- **Problema A**:
Según el texto sobre el arte durante el nazismo, ¿cuántas personas vieron la muestra itinerante Arte degenerado?
- **Problema B**:
Prosigue el texto sobre el arte durante el nazismo a partir de su última oración.

- **Texto proporcionado**:
■ ■ ■

Con el advenimiento del nazismo, las obras de arte empezaron un increíble y accidentado viaje. Mientras que en Mónaco se organizaba la Gran Muestra del Arte Alemán según la iconografía y la ideología nazis, la política de “purificación cultural” conducía a la confiscación de 16 mil cuadros, muchos de los cuales sirvieron al montaje de la muestra itinerante Arte degenerado, que fue vista por más de dos millones de personas, tal vez cifra récord hasta ahora jamás superada (¡y eso que estuvo vedado el ingreso a menores de edad!)
Después del evento, miles de cuadros terminaron siendo fichados, al igual que presos políticos, y apilados en una enorme y destartalado granero de Berlín. Algunos visitaron sucesivamente subterráneos de bancos, buhardillas, garajes, depósitos y, durante los bombardeos, hasta minas de carbón. Como triste y a la vez maravilloso ejemplo de este desaguisado, es el descubrimiento que se hizo en 2012, en Múnich, de 1280 obras maestras de Picasso, Renoir, Matisse, en la casa de Cornelius Gurlitt, hijo de Hildebrand, comunista y con un cuarto de sangre judía, uno de los cuatro marchantes de arte oficiales de Hitler. A todo esto, se ha establecido que en la lista de los numerosos proveedores al Führer de “obras infectas y decadentes” figura ni más ni menos que el nombre de la actriz Marlene Dietrich, quien las compraba exclusivamente para él…
Hasta que cinco mil lienzos fueron destruidos públicamente en bárbaro aquelarre el 20 de marzo de 1939. El resto habría emigrado a Venezuela o a Estados Unidos, o bien se habría esfumado por arte de magia para solo ir reapareciendo a partir de la década de 1960 hasta nuestros días de pandemia. Por cierto, Hitler -pintor frustrado que dos veces fuera eliminado en sendos exámenes para ingresar a la Academia de Bellas Artes de Linz-, pese a los desmanes y saqueos que ordenaba, tampoco llegó a ser dueño de la pinacoteca más grande, rica y hermosa del mundo que desde niño había anhelado.

■ ■ ■

- **Extracto de datos**:
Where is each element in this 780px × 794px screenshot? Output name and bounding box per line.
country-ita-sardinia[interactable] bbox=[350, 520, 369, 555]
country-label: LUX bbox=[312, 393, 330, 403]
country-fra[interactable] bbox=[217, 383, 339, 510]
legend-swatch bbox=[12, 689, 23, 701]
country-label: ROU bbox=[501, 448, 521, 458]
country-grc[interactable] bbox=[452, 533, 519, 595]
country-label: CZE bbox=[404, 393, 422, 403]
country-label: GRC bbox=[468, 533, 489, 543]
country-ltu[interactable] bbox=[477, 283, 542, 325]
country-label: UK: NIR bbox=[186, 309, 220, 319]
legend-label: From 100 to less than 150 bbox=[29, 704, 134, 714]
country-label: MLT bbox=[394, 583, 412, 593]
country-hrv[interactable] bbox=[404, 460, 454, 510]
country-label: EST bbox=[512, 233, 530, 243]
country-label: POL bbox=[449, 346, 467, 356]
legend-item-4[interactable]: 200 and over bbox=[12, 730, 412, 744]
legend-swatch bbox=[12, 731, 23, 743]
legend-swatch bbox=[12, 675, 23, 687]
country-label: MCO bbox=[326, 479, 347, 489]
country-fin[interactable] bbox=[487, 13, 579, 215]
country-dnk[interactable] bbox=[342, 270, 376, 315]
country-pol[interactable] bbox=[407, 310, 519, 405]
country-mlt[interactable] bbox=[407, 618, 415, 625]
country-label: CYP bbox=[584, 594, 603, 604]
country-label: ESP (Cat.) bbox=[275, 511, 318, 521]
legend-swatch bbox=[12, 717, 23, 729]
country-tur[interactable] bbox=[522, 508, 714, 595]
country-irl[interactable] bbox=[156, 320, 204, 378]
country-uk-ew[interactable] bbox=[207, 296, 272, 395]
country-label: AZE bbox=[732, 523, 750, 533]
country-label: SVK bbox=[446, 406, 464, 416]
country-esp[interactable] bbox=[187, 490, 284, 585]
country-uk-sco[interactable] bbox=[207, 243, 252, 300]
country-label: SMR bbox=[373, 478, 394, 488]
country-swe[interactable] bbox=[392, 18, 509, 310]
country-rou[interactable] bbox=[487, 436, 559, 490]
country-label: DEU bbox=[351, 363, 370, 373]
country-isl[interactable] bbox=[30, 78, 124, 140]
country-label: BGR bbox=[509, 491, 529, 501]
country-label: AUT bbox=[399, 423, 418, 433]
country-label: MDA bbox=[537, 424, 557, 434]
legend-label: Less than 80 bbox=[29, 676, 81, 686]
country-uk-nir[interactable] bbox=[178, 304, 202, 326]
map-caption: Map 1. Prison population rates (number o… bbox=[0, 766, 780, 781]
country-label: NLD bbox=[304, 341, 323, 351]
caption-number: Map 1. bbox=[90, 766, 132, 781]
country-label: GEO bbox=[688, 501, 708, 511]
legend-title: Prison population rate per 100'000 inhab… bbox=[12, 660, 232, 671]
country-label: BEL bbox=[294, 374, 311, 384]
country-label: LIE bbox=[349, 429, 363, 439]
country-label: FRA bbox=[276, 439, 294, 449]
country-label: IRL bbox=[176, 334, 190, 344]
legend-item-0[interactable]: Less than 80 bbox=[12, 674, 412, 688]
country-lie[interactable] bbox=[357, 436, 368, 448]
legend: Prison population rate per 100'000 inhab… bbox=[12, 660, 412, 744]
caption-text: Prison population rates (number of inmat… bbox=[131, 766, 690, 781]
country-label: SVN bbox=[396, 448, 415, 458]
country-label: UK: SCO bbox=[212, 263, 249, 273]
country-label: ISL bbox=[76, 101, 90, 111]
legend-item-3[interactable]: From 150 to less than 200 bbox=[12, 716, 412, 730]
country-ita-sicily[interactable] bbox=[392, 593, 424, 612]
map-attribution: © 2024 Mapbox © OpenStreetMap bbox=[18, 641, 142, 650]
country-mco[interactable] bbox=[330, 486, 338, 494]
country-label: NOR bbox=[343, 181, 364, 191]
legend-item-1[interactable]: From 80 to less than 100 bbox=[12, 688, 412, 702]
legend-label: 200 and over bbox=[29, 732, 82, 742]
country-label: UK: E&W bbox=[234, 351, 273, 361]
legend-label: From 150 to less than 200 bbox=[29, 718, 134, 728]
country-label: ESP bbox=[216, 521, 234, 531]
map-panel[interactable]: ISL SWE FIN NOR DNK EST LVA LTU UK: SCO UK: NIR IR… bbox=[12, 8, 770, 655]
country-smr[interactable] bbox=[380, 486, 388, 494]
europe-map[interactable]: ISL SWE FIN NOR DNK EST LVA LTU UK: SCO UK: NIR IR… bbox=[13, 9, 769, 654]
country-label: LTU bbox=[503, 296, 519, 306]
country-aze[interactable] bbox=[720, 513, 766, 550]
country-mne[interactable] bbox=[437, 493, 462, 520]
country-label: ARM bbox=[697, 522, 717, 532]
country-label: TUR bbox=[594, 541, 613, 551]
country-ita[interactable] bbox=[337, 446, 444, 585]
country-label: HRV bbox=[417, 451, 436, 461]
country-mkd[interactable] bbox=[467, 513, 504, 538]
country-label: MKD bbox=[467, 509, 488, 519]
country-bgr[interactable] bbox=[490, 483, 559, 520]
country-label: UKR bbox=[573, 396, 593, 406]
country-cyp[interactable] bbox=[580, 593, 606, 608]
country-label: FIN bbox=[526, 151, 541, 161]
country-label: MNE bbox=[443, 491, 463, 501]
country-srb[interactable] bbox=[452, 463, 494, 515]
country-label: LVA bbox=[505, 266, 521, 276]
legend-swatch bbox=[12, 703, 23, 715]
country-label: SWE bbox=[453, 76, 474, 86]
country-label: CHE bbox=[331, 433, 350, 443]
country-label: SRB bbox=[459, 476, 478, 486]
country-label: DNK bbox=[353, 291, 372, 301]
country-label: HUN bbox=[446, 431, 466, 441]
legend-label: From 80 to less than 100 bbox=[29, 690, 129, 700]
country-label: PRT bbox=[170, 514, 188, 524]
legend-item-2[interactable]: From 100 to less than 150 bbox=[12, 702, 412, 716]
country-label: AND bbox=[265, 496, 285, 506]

■ ■ ■

- **Respuesta A**:
Más de dos millones de personas.

- **Respuesta B**:
(Rei-)Vindicación de lo humano
Ferdinand Moeller, galerista berlinés, escondió durante la dictadura centenares de pinturas “degeneradas”, sustrayéndoselas así al Tercer Reich. Después de la guerra, este y otros patrimonios públicos y privados sirvieron para recuperar el rastro de la vanguardia alemana, y en especial el del expresionismo de la tercera etapa (Grosz, Dix, Schmidt, Rottluff…).
Si bien las ciudades se hallaban aún en escombros, el movimiento cultural era por demás notable: ya en 1945, en Alemania se organizaron 23 muestras y 61 al año siguiente. En el ínterin, se afirmaban nuevas corrientes como la Non Objective Painting -en tanto respuesta a la Neue Sachlichkeit, arriba mencionada-, la cual influyó fuertemente a los artistas europeos justo en tiempos en que el realismo socialista se hallaba en pleno auge en la Unión Soviética.
De otro lado, grupos de pintores abstractos occidentales, como en Zen 49, fueron financiados directamente por los norteamericanos. En 1951, la muestra Pintura norteamericana de hoy y mañana presentó por primera vez a la Action Painting (la de Pollock) en Alemania, al tiempo que el tachismo causaba fugaz furor en Francia. Fue más bien Klaus Franck el que en Alemania realizó una importante labor de promoción de las vanguardias europeas, hasta el punto de montar más de sesenta muestras, incluida la de Quadriga, primer grupo informal alemán.
A pesar de cierta improvisación y de su nulo éxito comercial, esta iniciativa constituyó el primer intento serio de ligarse a las tendencias más recientes, en la que se irá definiendo cada vez mejor la primacía de Estados Unidos, consagrada finalmente en la Documenta de Kassel de 1969, con el triunfo de la muestra Nuevo arte norteamericano. Lo que viene después es ya historia conocida en la que la civilización -o lo que queda de ella, si alguna vez lo hubo-, no termina aún de abrirse paso por entre el traumático recuerdo de la barbarie y el patente peligro de perder de nuevo el rumbo, sea por negligencia o por enteco y letal olvido.